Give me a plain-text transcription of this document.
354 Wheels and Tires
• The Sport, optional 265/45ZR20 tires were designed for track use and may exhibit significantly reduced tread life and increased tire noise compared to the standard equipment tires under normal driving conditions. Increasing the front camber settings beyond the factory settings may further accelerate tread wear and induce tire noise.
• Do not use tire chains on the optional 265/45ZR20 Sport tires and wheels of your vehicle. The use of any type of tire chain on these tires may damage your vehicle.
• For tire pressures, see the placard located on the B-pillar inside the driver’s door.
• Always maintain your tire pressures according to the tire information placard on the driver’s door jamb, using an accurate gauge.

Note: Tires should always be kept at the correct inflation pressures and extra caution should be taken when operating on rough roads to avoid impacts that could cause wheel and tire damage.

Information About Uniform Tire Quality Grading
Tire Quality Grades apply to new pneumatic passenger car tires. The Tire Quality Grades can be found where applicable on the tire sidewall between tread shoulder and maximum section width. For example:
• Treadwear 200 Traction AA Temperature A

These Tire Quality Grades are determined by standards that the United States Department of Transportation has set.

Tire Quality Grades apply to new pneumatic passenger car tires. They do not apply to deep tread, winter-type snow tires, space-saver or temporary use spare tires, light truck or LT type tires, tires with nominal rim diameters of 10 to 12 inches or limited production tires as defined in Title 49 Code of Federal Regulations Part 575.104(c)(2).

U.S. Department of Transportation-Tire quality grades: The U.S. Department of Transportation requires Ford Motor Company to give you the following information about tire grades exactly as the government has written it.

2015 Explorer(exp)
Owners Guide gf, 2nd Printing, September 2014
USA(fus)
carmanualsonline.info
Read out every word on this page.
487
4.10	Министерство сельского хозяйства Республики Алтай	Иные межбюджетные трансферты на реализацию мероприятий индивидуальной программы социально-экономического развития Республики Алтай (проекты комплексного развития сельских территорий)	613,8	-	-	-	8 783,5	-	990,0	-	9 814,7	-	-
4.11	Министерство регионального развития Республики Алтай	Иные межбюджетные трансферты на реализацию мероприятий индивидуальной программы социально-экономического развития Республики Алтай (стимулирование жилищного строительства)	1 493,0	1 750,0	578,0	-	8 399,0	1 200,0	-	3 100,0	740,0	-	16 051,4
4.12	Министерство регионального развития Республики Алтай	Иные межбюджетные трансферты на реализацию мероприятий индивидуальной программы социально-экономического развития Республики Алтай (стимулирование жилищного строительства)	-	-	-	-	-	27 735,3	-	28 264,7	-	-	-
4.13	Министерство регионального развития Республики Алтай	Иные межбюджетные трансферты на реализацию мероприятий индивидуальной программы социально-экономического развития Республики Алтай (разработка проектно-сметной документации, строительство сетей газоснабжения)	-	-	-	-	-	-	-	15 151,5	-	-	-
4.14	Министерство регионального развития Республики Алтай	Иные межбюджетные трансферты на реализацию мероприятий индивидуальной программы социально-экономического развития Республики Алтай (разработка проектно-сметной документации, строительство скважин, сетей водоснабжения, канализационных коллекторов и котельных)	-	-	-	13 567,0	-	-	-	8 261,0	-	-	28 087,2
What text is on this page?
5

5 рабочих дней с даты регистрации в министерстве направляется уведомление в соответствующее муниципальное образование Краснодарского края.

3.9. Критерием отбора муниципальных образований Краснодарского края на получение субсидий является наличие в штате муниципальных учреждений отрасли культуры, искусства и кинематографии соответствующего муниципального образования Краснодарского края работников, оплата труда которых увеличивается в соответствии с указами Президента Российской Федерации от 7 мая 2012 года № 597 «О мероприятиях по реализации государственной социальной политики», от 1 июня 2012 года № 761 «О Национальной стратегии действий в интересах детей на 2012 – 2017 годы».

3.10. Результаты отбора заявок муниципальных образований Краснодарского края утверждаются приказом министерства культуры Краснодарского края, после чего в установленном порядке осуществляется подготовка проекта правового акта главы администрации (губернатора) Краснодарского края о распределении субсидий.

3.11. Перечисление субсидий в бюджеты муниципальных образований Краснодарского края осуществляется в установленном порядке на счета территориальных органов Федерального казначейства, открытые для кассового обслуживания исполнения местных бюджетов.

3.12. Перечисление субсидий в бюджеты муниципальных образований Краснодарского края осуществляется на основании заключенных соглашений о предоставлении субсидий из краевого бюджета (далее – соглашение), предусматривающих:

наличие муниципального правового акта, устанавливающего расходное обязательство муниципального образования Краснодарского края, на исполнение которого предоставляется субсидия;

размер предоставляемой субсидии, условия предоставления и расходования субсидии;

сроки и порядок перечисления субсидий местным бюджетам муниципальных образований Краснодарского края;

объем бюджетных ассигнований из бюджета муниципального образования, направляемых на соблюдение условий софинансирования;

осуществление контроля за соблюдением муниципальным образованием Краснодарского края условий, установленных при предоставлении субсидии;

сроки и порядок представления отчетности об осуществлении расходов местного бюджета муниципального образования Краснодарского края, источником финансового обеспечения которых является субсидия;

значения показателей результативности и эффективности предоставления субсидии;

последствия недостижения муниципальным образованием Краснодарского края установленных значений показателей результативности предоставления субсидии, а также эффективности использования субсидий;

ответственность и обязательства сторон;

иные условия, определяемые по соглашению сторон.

⁂

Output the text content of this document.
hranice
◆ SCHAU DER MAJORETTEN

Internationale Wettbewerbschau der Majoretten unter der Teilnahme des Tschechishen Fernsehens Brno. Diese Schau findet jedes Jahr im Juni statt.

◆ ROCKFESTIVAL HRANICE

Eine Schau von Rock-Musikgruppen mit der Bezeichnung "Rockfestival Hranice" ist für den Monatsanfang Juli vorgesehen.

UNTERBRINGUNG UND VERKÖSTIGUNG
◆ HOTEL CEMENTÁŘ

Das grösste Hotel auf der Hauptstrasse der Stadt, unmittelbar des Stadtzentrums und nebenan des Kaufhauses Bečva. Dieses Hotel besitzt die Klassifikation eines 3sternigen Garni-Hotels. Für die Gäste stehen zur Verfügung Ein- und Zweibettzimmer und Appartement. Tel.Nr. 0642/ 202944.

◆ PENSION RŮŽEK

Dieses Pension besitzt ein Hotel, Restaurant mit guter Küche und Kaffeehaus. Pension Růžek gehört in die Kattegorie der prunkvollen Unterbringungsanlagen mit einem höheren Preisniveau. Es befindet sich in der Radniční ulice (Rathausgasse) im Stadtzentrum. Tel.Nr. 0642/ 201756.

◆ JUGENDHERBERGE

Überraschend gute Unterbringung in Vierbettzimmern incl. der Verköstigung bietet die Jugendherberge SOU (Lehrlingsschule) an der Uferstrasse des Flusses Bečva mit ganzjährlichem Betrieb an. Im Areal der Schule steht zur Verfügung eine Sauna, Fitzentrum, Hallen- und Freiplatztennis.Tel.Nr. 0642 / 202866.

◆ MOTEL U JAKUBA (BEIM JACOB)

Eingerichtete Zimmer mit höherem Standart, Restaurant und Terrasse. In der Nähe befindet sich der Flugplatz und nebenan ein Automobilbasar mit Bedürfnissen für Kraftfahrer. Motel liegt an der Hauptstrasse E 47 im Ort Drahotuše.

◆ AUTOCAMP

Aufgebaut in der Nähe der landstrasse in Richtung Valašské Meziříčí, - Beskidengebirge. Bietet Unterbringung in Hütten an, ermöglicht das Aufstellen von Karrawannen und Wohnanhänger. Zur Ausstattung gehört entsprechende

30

⁂

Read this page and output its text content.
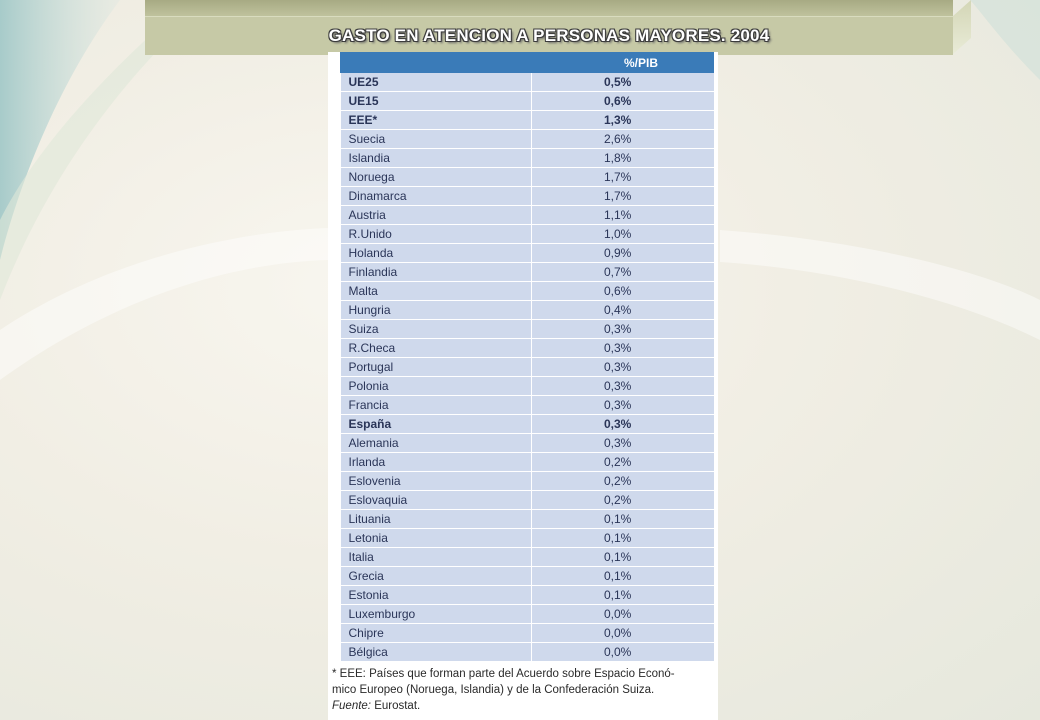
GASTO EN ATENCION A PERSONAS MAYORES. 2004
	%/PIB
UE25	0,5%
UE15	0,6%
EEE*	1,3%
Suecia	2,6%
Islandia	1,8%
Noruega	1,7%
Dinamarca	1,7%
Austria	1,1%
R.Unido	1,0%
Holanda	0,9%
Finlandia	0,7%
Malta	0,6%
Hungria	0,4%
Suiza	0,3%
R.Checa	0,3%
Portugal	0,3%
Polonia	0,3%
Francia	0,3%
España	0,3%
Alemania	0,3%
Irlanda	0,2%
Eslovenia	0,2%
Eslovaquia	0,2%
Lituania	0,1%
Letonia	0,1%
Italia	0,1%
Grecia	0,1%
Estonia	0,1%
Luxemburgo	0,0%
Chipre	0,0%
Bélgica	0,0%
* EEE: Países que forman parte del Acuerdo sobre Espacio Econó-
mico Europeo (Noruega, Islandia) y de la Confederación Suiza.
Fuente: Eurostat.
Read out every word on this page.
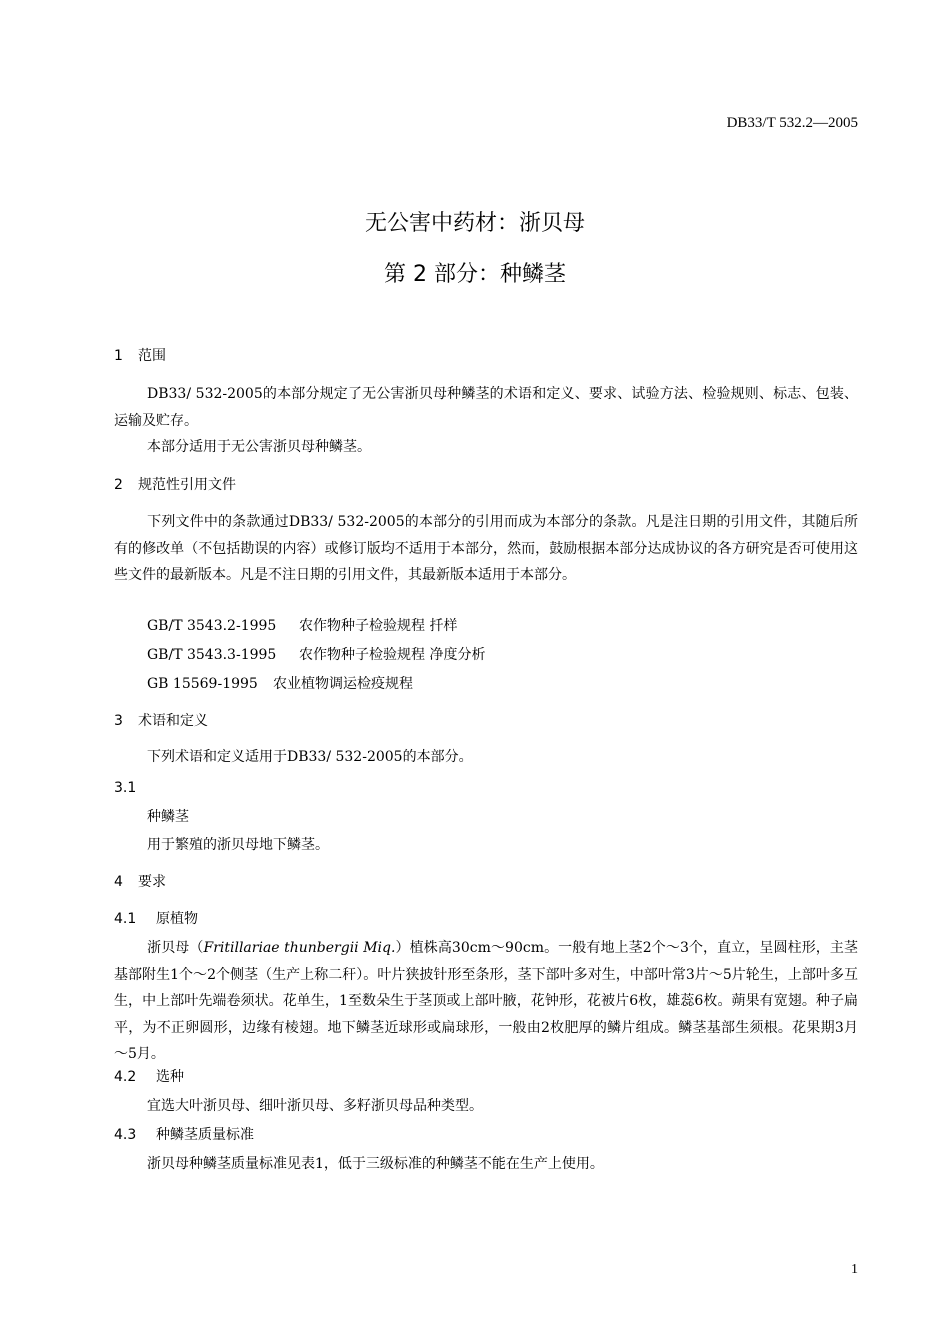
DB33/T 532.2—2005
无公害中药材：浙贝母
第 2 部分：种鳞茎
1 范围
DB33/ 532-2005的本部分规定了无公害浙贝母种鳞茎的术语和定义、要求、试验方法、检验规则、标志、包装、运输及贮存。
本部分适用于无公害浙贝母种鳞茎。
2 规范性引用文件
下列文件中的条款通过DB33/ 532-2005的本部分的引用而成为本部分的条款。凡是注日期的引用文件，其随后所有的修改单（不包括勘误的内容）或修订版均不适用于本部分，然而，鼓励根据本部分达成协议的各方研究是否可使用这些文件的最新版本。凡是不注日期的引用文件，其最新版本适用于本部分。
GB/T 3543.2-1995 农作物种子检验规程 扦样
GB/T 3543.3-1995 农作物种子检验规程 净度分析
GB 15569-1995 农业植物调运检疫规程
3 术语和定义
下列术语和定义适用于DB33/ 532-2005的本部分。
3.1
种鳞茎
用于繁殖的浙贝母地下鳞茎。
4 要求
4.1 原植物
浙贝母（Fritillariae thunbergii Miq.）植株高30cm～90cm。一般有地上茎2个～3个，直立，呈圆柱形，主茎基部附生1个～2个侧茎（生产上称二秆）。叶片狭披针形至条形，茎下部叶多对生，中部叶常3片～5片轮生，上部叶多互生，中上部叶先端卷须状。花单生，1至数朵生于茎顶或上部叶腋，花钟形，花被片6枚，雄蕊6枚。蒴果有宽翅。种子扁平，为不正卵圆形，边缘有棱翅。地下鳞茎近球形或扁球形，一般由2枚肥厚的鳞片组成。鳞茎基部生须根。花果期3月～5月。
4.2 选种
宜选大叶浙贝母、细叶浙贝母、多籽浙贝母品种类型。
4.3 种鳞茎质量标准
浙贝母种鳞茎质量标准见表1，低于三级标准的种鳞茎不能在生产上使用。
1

⁂

* [Task to carry out] List the lines that contain the word "Nähe".

* [Task answer]
Eingerichtete Zimmer mit höherem Standart, Restaurant und Terrasse. In der Nähe befindet sich der Flugplatz und nebenan ein Automobilbasar mit Bedürfnissen für Kraftfahrer. Motel liegt an der Hauptstrasse E 47 im Ort Drahotuše.
Aufgebaut in der Nähe der landstrasse in Richtung Valašské Meziříčí, - Beskidengebirge. Bietet Unterbringung in Hütten an, ermöglicht das Aufstellen von Karrawannen und Wohnanhänger. Zur Ausstattung gehört entsprechende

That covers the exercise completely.